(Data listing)
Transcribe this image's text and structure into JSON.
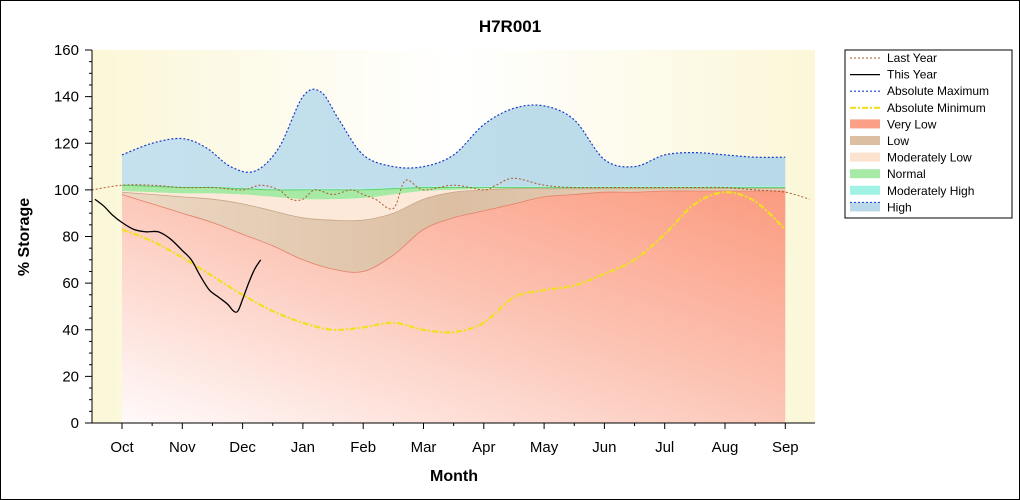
{
  "chart_data": {
    "type": "area",
    "title": "H7R001",
    "xlabel": "Month",
    "ylabel": "% Storage",
    "ylim": [
      0,
      160
    ],
    "xlim": [
      0,
      12
    ],
    "yticks": [
      0,
      20,
      40,
      60,
      80,
      100,
      120,
      140,
      160
    ],
    "categories": [
      "Oct",
      "Nov",
      "Dec",
      "Jan",
      "Feb",
      "Mar",
      "Apr",
      "May",
      "Jun",
      "Jul",
      "Aug",
      "Sep"
    ],
    "legend_position": "right",
    "legend": [
      "Last Year",
      "This Year",
      "Absolute Maximum",
      "Absolute Minimum",
      "Very Low",
      "Low",
      "Moderately Low",
      "Normal",
      "Moderately High",
      "High"
    ],
    "bands_x": [
      0,
      0.5,
      1,
      1.5,
      2,
      2.5,
      3,
      3.5,
      4,
      4.5,
      5,
      5.5,
      6,
      6.5,
      7,
      7.5,
      8,
      8.5,
      9,
      9.5,
      10,
      10.5,
      11
    ],
    "bands": {
      "very_low_top": [
        98,
        94,
        90,
        86,
        81,
        76,
        70,
        66,
        65,
        72,
        83,
        88,
        91,
        94,
        97,
        98,
        99,
        99,
        99.5,
        99.5,
        99.5,
        99.5,
        99.5
      ],
      "low_top": [
        99,
        98,
        97,
        96,
        94,
        91,
        88,
        87,
        87,
        90,
        96,
        99,
        100,
        100.5,
        100.5,
        100.5,
        100.5,
        100.5,
        100.5,
        100.5,
        100.5,
        100.5,
        100.5
      ],
      "moderately_low_top": [
        99.5,
        99,
        98.5,
        98.5,
        98,
        97,
        96,
        96,
        96.5,
        98,
        99.5,
        100,
        100.5,
        100.5,
        100.5,
        100.5,
        100.5,
        100.5,
        100.5,
        100.5,
        100.5,
        100.5,
        100.5
      ],
      "normal_top": [
        102,
        101.5,
        101,
        101,
        100.5,
        100,
        100,
        100,
        100,
        100.5,
        101,
        101,
        101,
        101,
        101,
        101,
        101,
        101,
        101,
        101,
        101,
        101,
        101
      ],
      "moderately_high_top": [
        102.5,
        102,
        101.5,
        101.5,
        101,
        100.5,
        100.5,
        100.5,
        100.5,
        101,
        101.5,
        101.5,
        101.5,
        101.5,
        101.5,
        101.5,
        101.5,
        101.5,
        101.5,
        101.5,
        101.5,
        101.5,
        101.5
      ]
    },
    "series": [
      {
        "name": "Absolute Maximum",
        "x": [
          0,
          0.5,
          1,
          1.4,
          1.8,
          2.2,
          2.6,
          3.0,
          3.3,
          3.6,
          4.0,
          4.5,
          5.0,
          5.5,
          6.0,
          6.5,
          7.0,
          7.5,
          8.0,
          8.5,
          9.0,
          9.5,
          10.0,
          10.5,
          11.0
        ],
        "values": [
          115,
          120,
          122,
          118,
          110,
          108,
          118,
          140,
          142,
          130,
          115,
          110,
          110,
          115,
          128,
          135,
          136,
          130,
          113,
          110,
          115,
          116,
          115,
          114,
          114
        ]
      },
      {
        "name": "Absolute Minimum",
        "x": [
          0,
          0.5,
          1,
          1.5,
          2,
          2.5,
          3,
          3.5,
          4,
          4.5,
          5,
          5.5,
          6,
          6.5,
          7,
          7.5,
          8,
          8.5,
          9,
          9.5,
          10,
          10.5,
          11
        ],
        "values": [
          83,
          78,
          71,
          63,
          55,
          48,
          43,
          40,
          41,
          43,
          40,
          39,
          43,
          54,
          57,
          59,
          64,
          70,
          81,
          94,
          99,
          95,
          83
        ]
      },
      {
        "name": "Last Year",
        "x": [
          -0.5,
          0,
          0.5,
          1,
          1.5,
          2,
          2.3,
          2.6,
          2.8,
          3.0,
          3.2,
          3.5,
          3.8,
          4.0,
          4.2,
          4.5,
          4.7,
          5.0,
          5.5,
          6.0,
          6.2,
          6.5,
          7.0,
          7.5,
          8.0,
          8.5,
          9.0,
          9.5,
          10.0,
          10.5,
          11.0,
          11.4
        ],
        "values": [
          100,
          102,
          102,
          101,
          101,
          100,
          102,
          100,
          96,
          96,
          100,
          98,
          100,
          98,
          96,
          92,
          104,
          100,
          102,
          100,
          102,
          105,
          102,
          101,
          101,
          101,
          101,
          101,
          101,
          100,
          99,
          96
        ]
      },
      {
        "name": "This Year",
        "x": [
          -0.45,
          -0.3,
          -0.15,
          0,
          0.2,
          0.4,
          0.6,
          0.8,
          1.0,
          1.15,
          1.3,
          1.45,
          1.6,
          1.75,
          1.85,
          1.92,
          2.0,
          2.1,
          2.2,
          2.3
        ],
        "values": [
          96,
          93,
          89,
          86,
          83,
          82,
          82,
          79,
          74,
          70,
          63,
          57,
          54,
          51,
          48,
          48,
          53,
          60,
          66,
          70
        ]
      }
    ]
  }
}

● Request: All records must be output exactly as they are, except for the pictures, which are left out.

● Solution to the problem:
Transcribe this image's text and structure into JSON.
{
  "chart_data": {
    "type": "area",
    "title": "H7R001",
    "xlabel": "Month",
    "ylabel": "% Storage",
    "ylim": [
      0,
      160
    ],
    "xlim": [
      0,
      12
    ],
    "yticks": [
      0,
      20,
      40,
      60,
      80,
      100,
      120,
      140,
      160
    ],
    "categories": [
      "Oct",
      "Nov",
      "Dec",
      "Jan",
      "Feb",
      "Mar",
      "Apr",
      "May",
      "Jun",
      "Jul",
      "Aug",
      "Sep"
    ],
    "legend_position": "right",
    "legend": [
      "Last Year",
      "This Year",
      "Absolute Maximum",
      "Absolute Minimum",
      "Very Low",
      "Low",
      "Moderately Low",
      "Normal",
      "Moderately High",
      "High"
    ],
    "bands_x": [
      0,
      0.5,
      1,
      1.5,
      2,
      2.5,
      3,
      3.5,
      4,
      4.5,
      5,
      5.5,
      6,
      6.5,
      7,
      7.5,
      8,
      8.5,
      9,
      9.5,
      10,
      10.5,
      11
    ],
    "bands": {
      "very_low_top": [
        98,
        94,
        90,
        86,
        81,
        76,
        70,
        66,
        65,
        72,
        83,
        88,
        91,
        94,
        97,
        98,
        99,
        99,
        99.5,
        99.5,
        99.5,
        99.5,
        99.5
      ],
      "low_top": [
        99,
        98,
        97,
        96,
        94,
        91,
        88,
        87,
        87,
        90,
        96,
        99,
        100,
        100.5,
        100.5,
        100.5,
        100.5,
        100.5,
        100.5,
        100.5,
        100.5,
        100.5,
        100.5
      ],
      "moderately_low_top": [
        99.5,
        99,
        98.5,
        98.5,
        98,
        97,
        96,
        96,
        96.5,
        98,
        99.5,
        100,
        100.5,
        100.5,
        100.5,
        100.5,
        100.5,
        100.5,
        100.5,
        100.5,
        100.5,
        100.5,
        100.5
      ],
      "normal_top": [
        102,
        101.5,
        101,
        101,
        100.5,
        100,
        100,
        100,
        100,
        100.5,
        101,
        101,
        101,
        101,
        101,
        101,
        101,
        101,
        101,
        101,
        101,
        101,
        101
      ],
      "moderately_high_top": [
        102.5,
        102,
        101.5,
        101.5,
        101,
        100.5,
        100.5,
        100.5,
        100.5,
        101,
        101.5,
        101.5,
        101.5,
        101.5,
        101.5,
        101.5,
        101.5,
        101.5,
        101.5,
        101.5,
        101.5,
        101.5,
        101.5
      ]
    },
    "series": [
      {
        "name": "Absolute Maximum",
        "x": [
          0,
          0.5,
          1,
          1.4,
          1.8,
          2.2,
          2.6,
          3.0,
          3.3,
          3.6,
          4.0,
          4.5,
          5.0,
          5.5,
          6.0,
          6.5,
          7.0,
          7.5,
          8.0,
          8.5,
          9.0,
          9.5,
          10.0,
          10.5,
          11.0
        ],
        "values": [
          115,
          120,
          122,
          118,
          110,
          108,
          118,
          140,
          142,
          130,
          115,
          110,
          110,
          115,
          128,
          135,
          136,
          130,
          113,
          110,
          115,
          116,
          115,
          114,
          114
        ]
      },
      {
        "name": "Absolute Minimum",
        "x": [
          0,
          0.5,
          1,
          1.5,
          2,
          2.5,
          3,
          3.5,
          4,
          4.5,
          5,
          5.5,
          6,
          6.5,
          7,
          7.5,
          8,
          8.5,
          9,
          9.5,
          10,
          10.5,
          11
        ],
        "values": [
          83,
          78,
          71,
          63,
          55,
          48,
          43,
          40,
          41,
          43,
          40,
          39,
          43,
          54,
          57,
          59,
          64,
          70,
          81,
          94,
          99,
          95,
          83
        ]
      },
      {
        "name": "Last Year",
        "x": [
          -0.5,
          0,
          0.5,
          1,
          1.5,
          2,
          2.3,
          2.6,
          2.8,
          3.0,
          3.2,
          3.5,
          3.8,
          4.0,
          4.2,
          4.5,
          4.7,
          5.0,
          5.5,
          6.0,
          6.2,
          6.5,
          7.0,
          7.5,
          8.0,
          8.5,
          9.0,
          9.5,
          10.0,
          10.5,
          11.0,
          11.4
        ],
        "values": [
          100,
          102,
          102,
          101,
          101,
          100,
          102,
          100,
          96,
          96,
          100,
          98,
          100,
          98,
          96,
          92,
          104,
          100,
          102,
          100,
          102,
          105,
          102,
          101,
          101,
          101,
          101,
          101,
          101,
          100,
          99,
          96
        ]
      },
      {
        "name": "This Year",
        "x": [
          -0.45,
          -0.3,
          -0.15,
          0,
          0.2,
          0.4,
          0.6,
          0.8,
          1.0,
          1.15,
          1.3,
          1.45,
          1.6,
          1.75,
          1.85,
          1.92,
          2.0,
          2.1,
          2.2,
          2.3
        ],
        "values": [
          96,
          93,
          89,
          86,
          83,
          82,
          82,
          79,
          74,
          70,
          63,
          57,
          54,
          51,
          48,
          48,
          53,
          60,
          66,
          70
        ]
      }
    ]
  }
}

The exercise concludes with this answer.